§ **EXTRACTED INFORMATION**
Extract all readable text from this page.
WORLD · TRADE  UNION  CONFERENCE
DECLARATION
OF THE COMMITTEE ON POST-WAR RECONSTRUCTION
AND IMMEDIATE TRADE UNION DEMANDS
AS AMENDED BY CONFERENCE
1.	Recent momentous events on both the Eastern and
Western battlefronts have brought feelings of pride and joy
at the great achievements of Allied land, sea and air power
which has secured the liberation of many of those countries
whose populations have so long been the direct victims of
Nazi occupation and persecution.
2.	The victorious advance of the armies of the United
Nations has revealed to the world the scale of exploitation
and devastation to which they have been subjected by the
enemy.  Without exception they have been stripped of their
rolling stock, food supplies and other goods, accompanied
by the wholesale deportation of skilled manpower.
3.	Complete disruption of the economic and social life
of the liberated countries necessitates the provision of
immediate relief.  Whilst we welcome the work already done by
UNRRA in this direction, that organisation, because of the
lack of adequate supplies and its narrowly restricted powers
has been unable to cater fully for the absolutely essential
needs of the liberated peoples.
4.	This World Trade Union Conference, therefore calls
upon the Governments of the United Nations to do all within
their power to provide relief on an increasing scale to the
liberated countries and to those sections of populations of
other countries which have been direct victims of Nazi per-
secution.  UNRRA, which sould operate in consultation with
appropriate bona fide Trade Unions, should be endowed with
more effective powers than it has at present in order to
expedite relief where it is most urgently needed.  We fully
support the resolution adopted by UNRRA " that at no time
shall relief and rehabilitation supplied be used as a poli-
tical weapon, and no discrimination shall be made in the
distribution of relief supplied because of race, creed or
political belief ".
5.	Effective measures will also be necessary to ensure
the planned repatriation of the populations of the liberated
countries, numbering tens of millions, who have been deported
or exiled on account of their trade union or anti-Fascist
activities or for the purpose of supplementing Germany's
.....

§ **WHAT YOU HAVE TO DO**
Exactly as written above, please repeat the entries.

§ **THE REPLY**
Extract all readable text from this page.
WORLD · TRADE  UNION  CONFERENCE
DECLARATION
OF THE COMMITTEE ON POST-WAR RECONSTRUCTION
AND IMMEDIATE TRADE UNION DEMANDS
AS AMENDED BY CONFERENCE
1.	Recent momentous events on both the Eastern and
Western battlefronts have brought feelings of pride and joy
at the great achievements of Allied land, sea and air power
which has secured the liberation of many of those countries
whose populations have so long been the direct victims of
Nazi occupation and persecution.
2.	The victorious advance of the armies of the United
Nations has revealed to the world the scale of exploitation
and devastation to which they have been subjected by the
enemy.  Without exception they have been stripped of their
rolling stock, food supplies and other goods, accompanied
by the wholesale deportation of skilled manpower.
3.	Complete disruption of the economic and social life
of the liberated countries necessitates the provision of
immediate relief.  Whilst we welcome the work already done by
UNRRA in this direction, that organisation, because of the
lack of adequate supplies and its narrowly restricted powers
has been unable to cater fully for the absolutely essential
needs of the liberated peoples.
4.	This World Trade Union Conference, therefore calls
upon the Governments of the United Nations to do all within
their power to provide relief on an increasing scale to the
liberated countries and to those sections of populations of
other countries which have been direct victims of Nazi per-
secution.  UNRRA, which sould operate in consultation with
appropriate bona fide Trade Unions, should be endowed with
more effective powers than it has at present in order to
expedite relief where it is most urgently needed.  We fully
support the resolution adopted by UNRRA " that at no time
shall relief and rehabilitation supplied be used as a poli-
tical weapon, and no discrimination shall be made in the
distribution of relief supplied because of race, creed or
political belief ".
5.	Effective measures will also be necessary to ensure
the planned repatriation of the populations of the liberated
countries, numbering tens of millions, who have been deported
or exiled on account of their trade union or anti-Fascist
activities or for the purpose of supplementing Germany's
.....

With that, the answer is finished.